GIVEN REQUEST
Exclude the pictures and retype the entries as written.

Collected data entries
--- Start ---
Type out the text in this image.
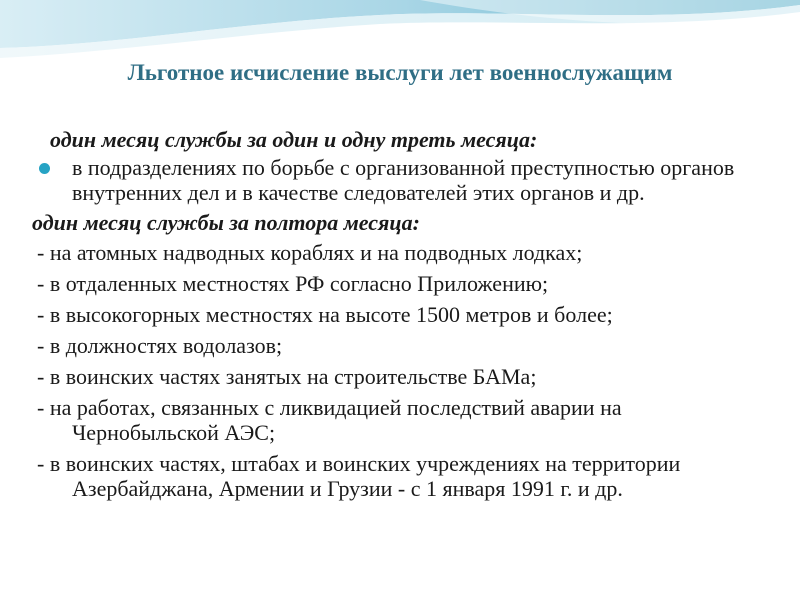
Льготное исчисление выслуги лет военнослужащим
один месяц службы за один и одну треть месяца:
в подразделениях по борьбе с организованной преступностью органов внутренних дел и в качестве следователей этих органов и др.
один месяц службы за полтора месяца:
- на атомных надводных кораблях и на подводных лодках;
- в отдаленных местностях РФ согласно Приложению;
- в высокогорных местностях на высоте 1500 метров и более;
- в должностях водолазов;
- в воинских частях занятых на строительстве БАМа;
- на работах, связанных с ликвидацией последствий аварии на Чернобыльской АЭС;
- в воинских частях, штабах и воинских учреждениях на территории Азербайджана, Армении и Грузии - с 1 января 1991 г. и др.
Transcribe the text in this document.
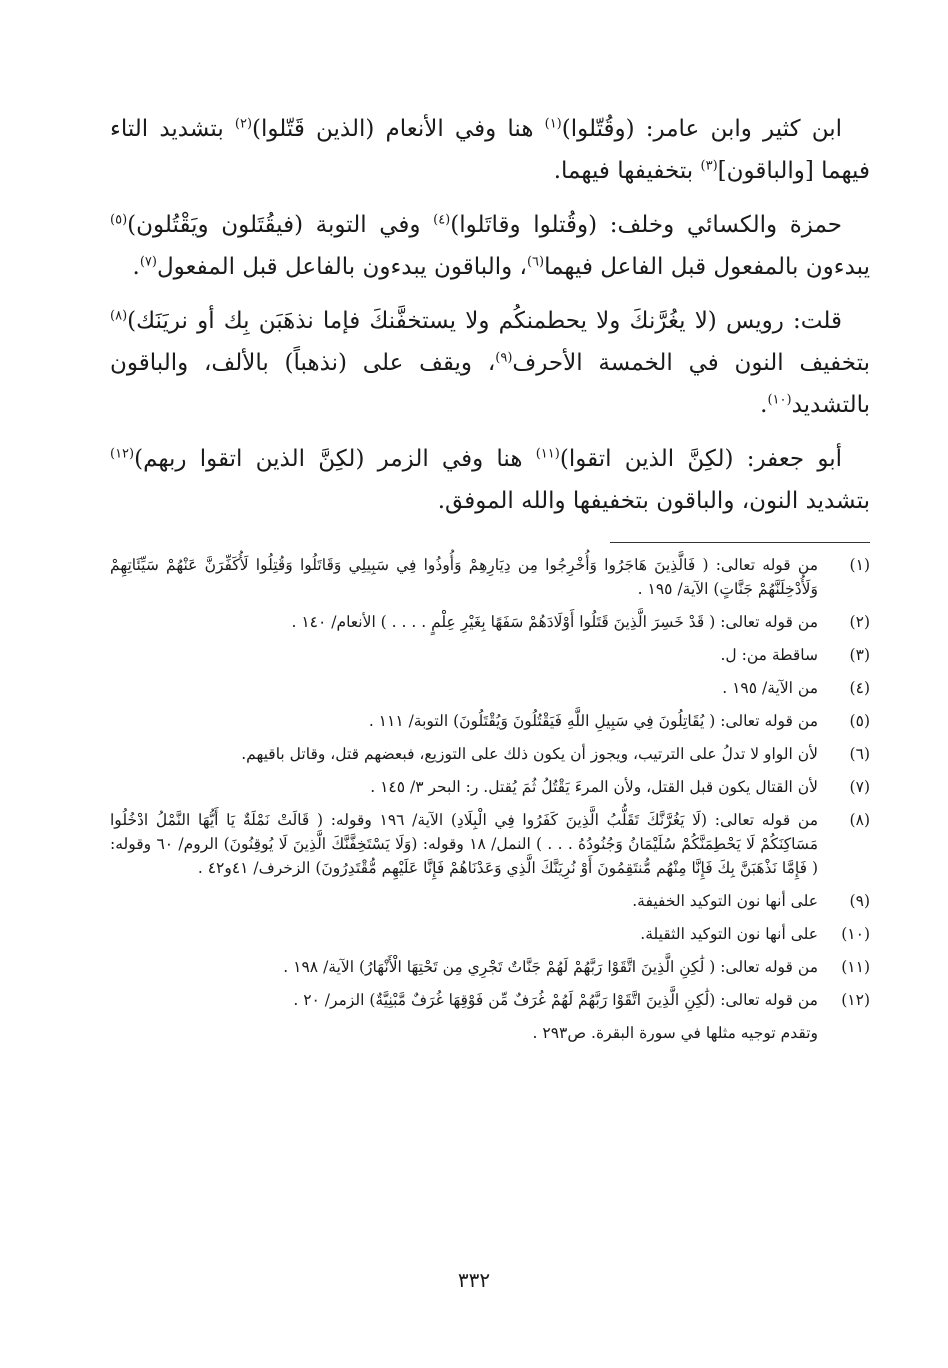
ابن كثير وابن عامر: (وقُتّلوا)$^{(١)}$ هنا وفي الأنعام (الذين قَتّلوا)$^{(٢)}$ بتشديد التاء فيهما [والباقون]$^{(٣)}$ بتخفيفها فيهما.

حمزة والكسائي وخلف: (وقُتلوا وقاتَلوا)$^{(٤)}$ وفي التوبة (فيقُتَلون ويَقْتُلون)$^{(٥)}$ يبدءون بالمفعول قبل الفاعل فيهما$^{(٦)}$، والباقون يبدءون بالفاعل قبل المفعول$^{(٧)}$.

قلت: رويس (لا يغُرَّنكَ ولا يحطمنكُم ولا يستخفَّنكَ فإما نذهَبَن بِك أو نريَنَك)$^{(٨)}$ بتخفيف النون في الخمسة الأحرف$^{(٩)}$، ويقف على (نذهباً) بالألف، والباقون بالتشديد$^{(١٠)}$.

أبو جعفر: (لكِنَّ الذين اتقوا)$^{(١١)}$ هنا وفي الزمر (لكِنَّ الذين اتقوا ربهم)$^{(١٢)}$ بتشديد النون، والباقون بتخفيفها والله الموفق.

(١)
من قوله تعالى: ( فَالَّذِينَ هَاجَرُوا وَأُخْرِجُوا مِن دِيَارِهِمْ وَأُوذُوا فِي سَبِيلِي وَقَاتَلُوا وَقُتِلُوا لَأُكَفِّرَنَّ عَنْهُمْ سَيِّئَاتِهِمْ وَلَأُدْخِلَنَّهُمْ جَنَّاتٍ) الآية/ ١٩٥ .
(٢)
من قوله تعالى: ( قَدْ خَسِرَ الَّذِينَ قَتَلُوا أَوْلَادَهُمْ سَفَهًا بِغَيْرِ عِلْمٍ . . . . ) الأنعام/ ١٤٠ .
(٣)
ساقطة من: ل.
(٤)
من الآية/ ١٩٥ .
(٥)
من قوله تعالى: ( يُقَاتِلُونَ فِي سَبِيلِ اللَّهِ فَيَقْتُلُونَ وَيُقْتَلُونَ) التوبة/ ١١١ .
(٦)
لأن الواو لا تدلُ على الترتيب، ويجوز أن يكون ذلك على التوزيع، فبعضهم قتل، وقاتل باقيهم.
(٧)
لأن القتال يكون قبل القتل، ولأن المرءَ يَقْتُلُ ثُمَ يُقتل. ر: البحر ٣/ ١٤٥ .
(٨)
من قوله تعالى: (لَا يَغُرَّنَّكَ تَقَلُّبُ الَّذِينَ كَفَرُوا فِي الْبِلَادِ) الآية/ ١٩٦ وقوله: ( قَالَتْ نَمْلَةٌ يَا أَيُّهَا النَّمْلُ ادْخُلُوا مَسَاكِنَكُمْ لَا يَحْطِمَنَّكُمْ سُلَيْمَانُ وَجُنُودُهُ . . . ) النمل/ ١٨ وقوله: (وَلَا يَسْتَخِفَّنَّكَ الَّذِينَ لَا يُوقِنُونَ) الروم/ ٦٠ وقوله: ( فَإِمَّا نَذْهَبَنَّ بِكَ فَإِنَّا مِنْهُم مُّنتَقِمُونَ أَوْ نُرِيَنَّكَ الَّذِي وَعَدْنَاهُمْ فَإِنَّا عَلَيْهِم مُّقْتَدِرُونَ) الزخرف/ ٤١و٤٢ .
(٩)
على أنها نون التوكيد الخفيفة.
(١٠)
على أنها نون التوكيد الثقيلة.
(١١)
من قوله تعالى: ( لَٰكِنِ الَّذِينَ اتَّقَوْا رَبَّهُمْ لَهُمْ جَنَّاتٌ تَجْرِي مِن تَحْتِهَا الْأَنْهَارُ) الآية/ ١٩٨ .
(١٢)
من قوله تعالى: (لَٰكِنِ الَّذِينَ اتَّقَوْا رَبَّهُمْ لَهُمْ غُرَفٌ مِّن فَوْقِهَا غُرَفٌ مَّبْنِيَّةٌ) الزمر/ ٢٠ .
وتقدم توجيه مثلها في سورة البقرة. ص٢٩٣ .
٣٣٢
--- End ---
EXERCISE RESPONSE
Type out the text in this image.
Льготное исчисление выслуги лет военнослужащим
один месяц службы за один и одну треть месяца:
в подразделениях по борьбе с организованной преступностью органов внутренних дел и в качестве следователей этих органов и др.
один месяц службы за полтора месяца:
- на атомных надводных кораблях и на подводных лодках;
- в отдаленных местностях РФ согласно Приложению;
- в высокогорных местностях на высоте 1500 метров и более;
- в должностях водолазов;
- в воинских частях занятых на строительстве БАМа;
- на работах, связанных с ликвидацией последствий аварии на Чернобыльской АЭС;
- в воинских частях, штабах и воинских учреждениях на территории Азербайджана, Армении и Грузии - с 1 января 1991 г. и др.
Transcribe the text in this document.
ابن كثير وابن عامر: (وقُتّلوا)$^{(١)}$ هنا وفي الأنعام (الذين قَتّلوا)$^{(٢)}$ بتشديد التاء فيهما [والباقون]$^{(٣)}$ بتخفيفها فيهما.

حمزة والكسائي وخلف: (وقُتلوا وقاتَلوا)$^{(٤)}$ وفي التوبة (فيقُتَلون ويَقْتُلون)$^{(٥)}$ يبدءون بالمفعول قبل الفاعل فيهما$^{(٦)}$، والباقون يبدءون بالفاعل قبل المفعول$^{(٧)}$.

قلت: رويس (لا يغُرَّنكَ ولا يحطمنكُم ولا يستخفَّنكَ فإما نذهَبَن بِك أو نريَنَك)$^{(٨)}$ بتخفيف النون في الخمسة الأحرف$^{(٩)}$، ويقف على (نذهباً) بالألف، والباقون بالتشديد$^{(١٠)}$.

أبو جعفر: (لكِنَّ الذين اتقوا)$^{(١١)}$ هنا وفي الزمر (لكِنَّ الذين اتقوا ربهم)$^{(١٢)}$ بتشديد النون، والباقون بتخفيفها والله الموفق.

(١)
من قوله تعالى: ( فَالَّذِينَ هَاجَرُوا وَأُخْرِجُوا مِن دِيَارِهِمْ وَأُوذُوا فِي سَبِيلِي وَقَاتَلُوا وَقُتِلُوا لَأُكَفِّرَنَّ عَنْهُمْ سَيِّئَاتِهِمْ وَلَأُدْخِلَنَّهُمْ جَنَّاتٍ) الآية/ ١٩٥ .
(٢)
من قوله تعالى: ( قَدْ خَسِرَ الَّذِينَ قَتَلُوا أَوْلَادَهُمْ سَفَهًا بِغَيْرِ عِلْمٍ . . . . ) الأنعام/ ١٤٠ .
(٣)
ساقطة من: ل.
(٤)
من الآية/ ١٩٥ .
(٥)
من قوله تعالى: ( يُقَاتِلُونَ فِي سَبِيلِ اللَّهِ فَيَقْتُلُونَ وَيُقْتَلُونَ) التوبة/ ١١١ .
(٦)
لأن الواو لا تدلُ على الترتيب، ويجوز أن يكون ذلك على التوزيع، فبعضهم قتل، وقاتل باقيهم.
(٧)
لأن القتال يكون قبل القتل، ولأن المرءَ يَقْتُلُ ثُمَ يُقتل. ر: البحر ٣/ ١٤٥ .
(٨)
من قوله تعالى: (لَا يَغُرَّنَّكَ تَقَلُّبُ الَّذِينَ كَفَرُوا فِي الْبِلَادِ) الآية/ ١٩٦ وقوله: ( قَالَتْ نَمْلَةٌ يَا أَيُّهَا النَّمْلُ ادْخُلُوا مَسَاكِنَكُمْ لَا يَحْطِمَنَّكُمْ سُلَيْمَانُ وَجُنُودُهُ . . . ) النمل/ ١٨ وقوله: (وَلَا يَسْتَخِفَّنَّكَ الَّذِينَ لَا يُوقِنُونَ) الروم/ ٦٠ وقوله: ( فَإِمَّا نَذْهَبَنَّ بِكَ فَإِنَّا مِنْهُم مُّنتَقِمُونَ أَوْ نُرِيَنَّكَ الَّذِي وَعَدْنَاهُمْ فَإِنَّا عَلَيْهِم مُّقْتَدِرُونَ) الزخرف/ ٤١و٤٢ .
(٩)
على أنها نون التوكيد الخفيفة.
(١٠)
على أنها نون التوكيد الثقيلة.
(١١)
من قوله تعالى: ( لَٰكِنِ الَّذِينَ اتَّقَوْا رَبَّهُمْ لَهُمْ جَنَّاتٌ تَجْرِي مِن تَحْتِهَا الْأَنْهَارُ) الآية/ ١٩٨ .
(١٢)
من قوله تعالى: (لَٰكِنِ الَّذِينَ اتَّقَوْا رَبَّهُمْ لَهُمْ غُرَفٌ مِّن فَوْقِهَا غُرَفٌ مَّبْنِيَّةٌ) الزمر/ ٢٠ .
وتقدم توجيه مثلها في سورة البقرة. ص٢٩٣ .
٣٣٢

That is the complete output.